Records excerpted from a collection

----------------

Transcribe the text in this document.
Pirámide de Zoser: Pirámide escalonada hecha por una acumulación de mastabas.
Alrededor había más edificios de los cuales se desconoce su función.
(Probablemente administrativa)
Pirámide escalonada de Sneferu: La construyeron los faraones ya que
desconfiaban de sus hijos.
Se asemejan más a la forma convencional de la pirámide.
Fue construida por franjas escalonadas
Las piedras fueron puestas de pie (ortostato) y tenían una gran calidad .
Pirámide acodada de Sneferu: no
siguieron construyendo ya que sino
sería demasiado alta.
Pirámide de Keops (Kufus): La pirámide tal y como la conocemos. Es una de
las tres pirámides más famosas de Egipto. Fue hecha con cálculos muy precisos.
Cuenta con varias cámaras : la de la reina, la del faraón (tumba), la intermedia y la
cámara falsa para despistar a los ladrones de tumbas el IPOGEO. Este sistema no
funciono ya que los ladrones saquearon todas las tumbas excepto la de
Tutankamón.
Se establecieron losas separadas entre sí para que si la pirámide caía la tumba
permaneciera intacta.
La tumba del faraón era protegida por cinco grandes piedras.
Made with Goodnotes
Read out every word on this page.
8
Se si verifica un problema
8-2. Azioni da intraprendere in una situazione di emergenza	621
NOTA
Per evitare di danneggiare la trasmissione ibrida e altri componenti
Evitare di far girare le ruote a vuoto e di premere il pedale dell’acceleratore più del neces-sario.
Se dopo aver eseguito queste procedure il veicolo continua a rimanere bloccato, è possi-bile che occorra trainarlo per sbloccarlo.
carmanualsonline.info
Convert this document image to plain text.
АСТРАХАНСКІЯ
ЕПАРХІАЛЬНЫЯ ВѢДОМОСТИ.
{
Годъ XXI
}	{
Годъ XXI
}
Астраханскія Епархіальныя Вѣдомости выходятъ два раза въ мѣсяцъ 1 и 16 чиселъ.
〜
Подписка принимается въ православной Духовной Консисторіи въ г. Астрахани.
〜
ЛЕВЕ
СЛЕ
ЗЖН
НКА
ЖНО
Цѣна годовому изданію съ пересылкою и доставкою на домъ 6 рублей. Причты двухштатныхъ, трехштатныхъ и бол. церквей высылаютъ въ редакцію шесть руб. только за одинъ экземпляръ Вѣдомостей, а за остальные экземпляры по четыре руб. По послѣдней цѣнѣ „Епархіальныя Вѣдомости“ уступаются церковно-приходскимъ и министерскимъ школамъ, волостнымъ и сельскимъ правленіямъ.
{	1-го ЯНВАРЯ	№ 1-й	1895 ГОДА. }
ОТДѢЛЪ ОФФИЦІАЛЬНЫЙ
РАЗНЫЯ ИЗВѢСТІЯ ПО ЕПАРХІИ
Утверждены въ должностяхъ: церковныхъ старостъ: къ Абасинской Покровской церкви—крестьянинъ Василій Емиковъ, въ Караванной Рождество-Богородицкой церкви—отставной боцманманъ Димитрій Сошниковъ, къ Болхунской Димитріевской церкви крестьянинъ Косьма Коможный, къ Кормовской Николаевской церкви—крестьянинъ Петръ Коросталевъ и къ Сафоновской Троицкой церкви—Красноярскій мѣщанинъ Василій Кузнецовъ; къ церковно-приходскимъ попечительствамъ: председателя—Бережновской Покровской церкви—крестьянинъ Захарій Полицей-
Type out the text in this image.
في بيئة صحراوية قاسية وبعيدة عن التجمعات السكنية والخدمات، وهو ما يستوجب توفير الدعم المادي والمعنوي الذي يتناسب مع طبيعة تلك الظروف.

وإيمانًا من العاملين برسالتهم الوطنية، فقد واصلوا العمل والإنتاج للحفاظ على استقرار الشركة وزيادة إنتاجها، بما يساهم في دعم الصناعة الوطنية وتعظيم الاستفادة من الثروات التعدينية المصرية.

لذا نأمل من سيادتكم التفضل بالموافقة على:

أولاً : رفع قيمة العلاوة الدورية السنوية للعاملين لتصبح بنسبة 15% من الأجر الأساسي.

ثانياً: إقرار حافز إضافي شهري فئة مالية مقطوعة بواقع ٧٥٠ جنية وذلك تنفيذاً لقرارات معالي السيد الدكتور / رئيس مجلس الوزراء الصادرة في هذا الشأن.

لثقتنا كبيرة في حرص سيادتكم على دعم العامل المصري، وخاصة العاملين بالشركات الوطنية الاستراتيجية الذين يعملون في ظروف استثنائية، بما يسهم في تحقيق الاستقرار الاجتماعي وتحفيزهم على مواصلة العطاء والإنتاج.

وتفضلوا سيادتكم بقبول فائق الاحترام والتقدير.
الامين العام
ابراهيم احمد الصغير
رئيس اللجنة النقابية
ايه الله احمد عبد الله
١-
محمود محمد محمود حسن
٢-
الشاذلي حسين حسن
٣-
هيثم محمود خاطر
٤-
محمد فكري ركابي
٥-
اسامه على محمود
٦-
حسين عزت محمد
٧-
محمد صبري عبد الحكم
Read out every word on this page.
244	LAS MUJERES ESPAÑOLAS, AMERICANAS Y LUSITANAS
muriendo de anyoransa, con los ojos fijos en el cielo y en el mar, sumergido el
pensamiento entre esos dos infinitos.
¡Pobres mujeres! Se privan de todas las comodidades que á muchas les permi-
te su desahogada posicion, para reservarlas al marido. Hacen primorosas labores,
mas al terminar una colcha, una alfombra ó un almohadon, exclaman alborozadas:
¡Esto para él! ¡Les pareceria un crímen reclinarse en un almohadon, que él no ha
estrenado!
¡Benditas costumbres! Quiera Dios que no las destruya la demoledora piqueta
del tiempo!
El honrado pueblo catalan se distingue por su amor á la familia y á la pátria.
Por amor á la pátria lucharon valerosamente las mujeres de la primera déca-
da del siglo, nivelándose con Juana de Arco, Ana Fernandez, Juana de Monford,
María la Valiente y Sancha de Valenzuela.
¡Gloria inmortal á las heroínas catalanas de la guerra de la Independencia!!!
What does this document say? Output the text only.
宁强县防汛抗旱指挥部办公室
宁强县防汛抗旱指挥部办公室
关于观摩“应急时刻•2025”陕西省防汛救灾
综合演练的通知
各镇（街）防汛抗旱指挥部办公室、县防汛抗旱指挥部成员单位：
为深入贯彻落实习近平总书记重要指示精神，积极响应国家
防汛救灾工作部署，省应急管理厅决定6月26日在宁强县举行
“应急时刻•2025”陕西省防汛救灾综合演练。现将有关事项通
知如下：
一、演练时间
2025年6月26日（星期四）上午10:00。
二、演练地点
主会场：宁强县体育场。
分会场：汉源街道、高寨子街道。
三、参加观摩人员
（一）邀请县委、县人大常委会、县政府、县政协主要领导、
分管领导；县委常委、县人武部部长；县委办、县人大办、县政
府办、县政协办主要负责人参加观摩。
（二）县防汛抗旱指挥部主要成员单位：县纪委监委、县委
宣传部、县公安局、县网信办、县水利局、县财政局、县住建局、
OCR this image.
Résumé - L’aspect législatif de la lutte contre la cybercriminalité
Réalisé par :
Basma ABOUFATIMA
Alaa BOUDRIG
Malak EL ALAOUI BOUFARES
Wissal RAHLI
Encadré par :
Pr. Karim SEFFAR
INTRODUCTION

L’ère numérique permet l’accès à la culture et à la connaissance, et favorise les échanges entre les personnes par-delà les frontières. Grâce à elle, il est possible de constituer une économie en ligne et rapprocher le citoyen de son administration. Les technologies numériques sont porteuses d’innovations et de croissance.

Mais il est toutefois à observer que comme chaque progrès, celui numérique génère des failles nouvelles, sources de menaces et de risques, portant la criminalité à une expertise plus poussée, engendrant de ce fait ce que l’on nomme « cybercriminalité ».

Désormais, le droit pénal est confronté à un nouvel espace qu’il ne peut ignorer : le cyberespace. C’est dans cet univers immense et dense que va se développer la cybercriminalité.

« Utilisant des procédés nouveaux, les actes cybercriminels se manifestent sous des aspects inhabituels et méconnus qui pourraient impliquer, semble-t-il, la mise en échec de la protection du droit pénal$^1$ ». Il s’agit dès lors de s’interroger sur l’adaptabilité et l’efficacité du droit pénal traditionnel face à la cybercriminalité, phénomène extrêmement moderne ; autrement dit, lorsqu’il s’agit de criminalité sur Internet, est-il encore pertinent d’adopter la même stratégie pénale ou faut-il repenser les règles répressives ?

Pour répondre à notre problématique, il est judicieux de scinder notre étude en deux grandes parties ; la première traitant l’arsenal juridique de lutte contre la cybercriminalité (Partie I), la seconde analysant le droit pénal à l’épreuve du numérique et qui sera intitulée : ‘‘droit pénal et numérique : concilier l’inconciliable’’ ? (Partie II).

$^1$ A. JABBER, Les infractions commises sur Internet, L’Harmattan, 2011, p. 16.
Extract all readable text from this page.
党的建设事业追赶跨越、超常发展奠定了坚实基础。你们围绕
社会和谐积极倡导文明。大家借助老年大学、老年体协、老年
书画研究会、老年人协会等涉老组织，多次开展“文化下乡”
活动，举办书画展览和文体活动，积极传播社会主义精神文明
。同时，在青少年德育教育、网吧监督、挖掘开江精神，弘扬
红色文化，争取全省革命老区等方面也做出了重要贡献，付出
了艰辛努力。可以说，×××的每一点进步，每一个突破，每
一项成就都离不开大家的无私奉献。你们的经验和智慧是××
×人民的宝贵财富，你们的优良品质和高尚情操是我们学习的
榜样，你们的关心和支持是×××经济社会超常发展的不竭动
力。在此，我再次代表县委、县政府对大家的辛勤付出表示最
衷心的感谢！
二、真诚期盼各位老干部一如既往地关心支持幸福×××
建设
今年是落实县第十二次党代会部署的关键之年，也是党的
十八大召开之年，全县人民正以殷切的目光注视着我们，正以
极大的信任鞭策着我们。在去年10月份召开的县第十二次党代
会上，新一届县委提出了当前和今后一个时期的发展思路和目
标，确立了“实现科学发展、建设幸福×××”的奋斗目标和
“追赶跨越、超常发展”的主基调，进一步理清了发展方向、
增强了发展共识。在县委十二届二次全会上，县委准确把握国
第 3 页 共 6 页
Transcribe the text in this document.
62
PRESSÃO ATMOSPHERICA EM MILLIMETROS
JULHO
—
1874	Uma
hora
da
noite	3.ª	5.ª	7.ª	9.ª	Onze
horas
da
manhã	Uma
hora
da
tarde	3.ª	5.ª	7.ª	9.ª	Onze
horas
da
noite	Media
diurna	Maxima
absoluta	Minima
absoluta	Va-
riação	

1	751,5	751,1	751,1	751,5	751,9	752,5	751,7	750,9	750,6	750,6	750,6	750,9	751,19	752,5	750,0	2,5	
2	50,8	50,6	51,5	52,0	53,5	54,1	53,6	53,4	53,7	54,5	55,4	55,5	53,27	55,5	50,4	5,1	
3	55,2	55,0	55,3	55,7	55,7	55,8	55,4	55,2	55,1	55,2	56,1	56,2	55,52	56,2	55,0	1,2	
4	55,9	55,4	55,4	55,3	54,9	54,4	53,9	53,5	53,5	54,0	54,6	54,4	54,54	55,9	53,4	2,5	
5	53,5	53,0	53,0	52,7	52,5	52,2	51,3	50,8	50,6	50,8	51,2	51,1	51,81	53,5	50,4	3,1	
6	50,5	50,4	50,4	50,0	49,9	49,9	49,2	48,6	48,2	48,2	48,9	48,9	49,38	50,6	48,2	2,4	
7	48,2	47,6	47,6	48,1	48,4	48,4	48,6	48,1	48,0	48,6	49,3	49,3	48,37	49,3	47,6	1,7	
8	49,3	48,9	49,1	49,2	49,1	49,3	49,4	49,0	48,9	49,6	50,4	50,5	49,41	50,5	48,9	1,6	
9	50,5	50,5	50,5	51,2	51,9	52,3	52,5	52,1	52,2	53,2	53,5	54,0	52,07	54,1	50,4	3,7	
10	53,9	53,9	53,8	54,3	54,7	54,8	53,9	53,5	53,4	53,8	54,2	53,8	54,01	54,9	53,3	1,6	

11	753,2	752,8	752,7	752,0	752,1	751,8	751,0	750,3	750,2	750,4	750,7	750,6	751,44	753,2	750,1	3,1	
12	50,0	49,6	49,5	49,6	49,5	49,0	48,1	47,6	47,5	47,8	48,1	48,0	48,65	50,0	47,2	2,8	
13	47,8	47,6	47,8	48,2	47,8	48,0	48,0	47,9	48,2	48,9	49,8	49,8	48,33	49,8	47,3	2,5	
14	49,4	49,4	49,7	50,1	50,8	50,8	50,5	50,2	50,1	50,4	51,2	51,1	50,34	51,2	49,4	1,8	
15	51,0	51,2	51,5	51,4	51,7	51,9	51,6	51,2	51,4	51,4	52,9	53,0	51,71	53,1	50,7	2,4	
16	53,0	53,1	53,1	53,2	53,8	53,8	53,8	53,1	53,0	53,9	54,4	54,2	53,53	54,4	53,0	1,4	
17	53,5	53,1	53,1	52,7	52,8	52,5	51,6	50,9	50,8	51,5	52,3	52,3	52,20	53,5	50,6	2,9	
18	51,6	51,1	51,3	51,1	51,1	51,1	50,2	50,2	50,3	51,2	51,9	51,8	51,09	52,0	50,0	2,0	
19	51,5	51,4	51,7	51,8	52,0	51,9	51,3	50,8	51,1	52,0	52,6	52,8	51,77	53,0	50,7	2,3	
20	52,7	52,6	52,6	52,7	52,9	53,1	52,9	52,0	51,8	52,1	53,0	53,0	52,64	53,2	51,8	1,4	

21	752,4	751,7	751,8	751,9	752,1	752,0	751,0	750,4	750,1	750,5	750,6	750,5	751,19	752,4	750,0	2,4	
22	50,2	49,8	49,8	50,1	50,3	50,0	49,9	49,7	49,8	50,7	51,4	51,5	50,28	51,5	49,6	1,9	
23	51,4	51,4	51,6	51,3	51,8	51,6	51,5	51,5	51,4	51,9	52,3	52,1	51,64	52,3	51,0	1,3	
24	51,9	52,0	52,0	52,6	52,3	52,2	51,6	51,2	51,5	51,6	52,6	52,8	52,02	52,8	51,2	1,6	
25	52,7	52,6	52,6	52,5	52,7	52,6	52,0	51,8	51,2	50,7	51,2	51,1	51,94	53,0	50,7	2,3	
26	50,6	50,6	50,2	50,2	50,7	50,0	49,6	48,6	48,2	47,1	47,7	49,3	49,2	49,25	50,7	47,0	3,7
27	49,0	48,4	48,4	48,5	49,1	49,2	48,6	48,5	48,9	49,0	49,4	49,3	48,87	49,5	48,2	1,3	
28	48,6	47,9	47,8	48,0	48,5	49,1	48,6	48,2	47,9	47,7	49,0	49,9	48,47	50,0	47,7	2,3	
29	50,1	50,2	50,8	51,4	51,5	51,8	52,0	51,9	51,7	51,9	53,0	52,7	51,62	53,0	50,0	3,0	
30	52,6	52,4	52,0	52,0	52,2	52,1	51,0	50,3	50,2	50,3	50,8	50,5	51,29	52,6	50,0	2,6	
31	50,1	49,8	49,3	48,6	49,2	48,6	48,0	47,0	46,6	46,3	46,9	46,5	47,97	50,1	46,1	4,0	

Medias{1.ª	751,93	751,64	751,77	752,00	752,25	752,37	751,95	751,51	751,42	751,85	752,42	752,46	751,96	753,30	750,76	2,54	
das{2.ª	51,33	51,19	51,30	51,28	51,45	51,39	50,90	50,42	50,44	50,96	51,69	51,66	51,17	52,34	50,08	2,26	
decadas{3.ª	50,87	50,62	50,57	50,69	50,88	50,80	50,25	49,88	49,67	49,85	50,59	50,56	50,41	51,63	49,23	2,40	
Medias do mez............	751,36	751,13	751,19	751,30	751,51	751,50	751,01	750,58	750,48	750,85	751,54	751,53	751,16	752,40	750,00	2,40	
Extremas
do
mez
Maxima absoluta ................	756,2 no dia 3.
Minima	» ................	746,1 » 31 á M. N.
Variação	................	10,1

----------------

→ Given exercise: Extract all lines from the data in which "Medias" is found.

→ In response:
Medias{1.ª	751,93	751,64	751,77	752,00	752,25	752,37	751,95	751,51	751,42	751,85	752,42	752,46	751,96	753,30	750,76	2,54	
Medias do mez............	751,36	751,13	751,19	751,30	751,51	751,50	751,01	750,58	750,48	750,85	751,54	751,53	751,16	752,40	750,00	2,40	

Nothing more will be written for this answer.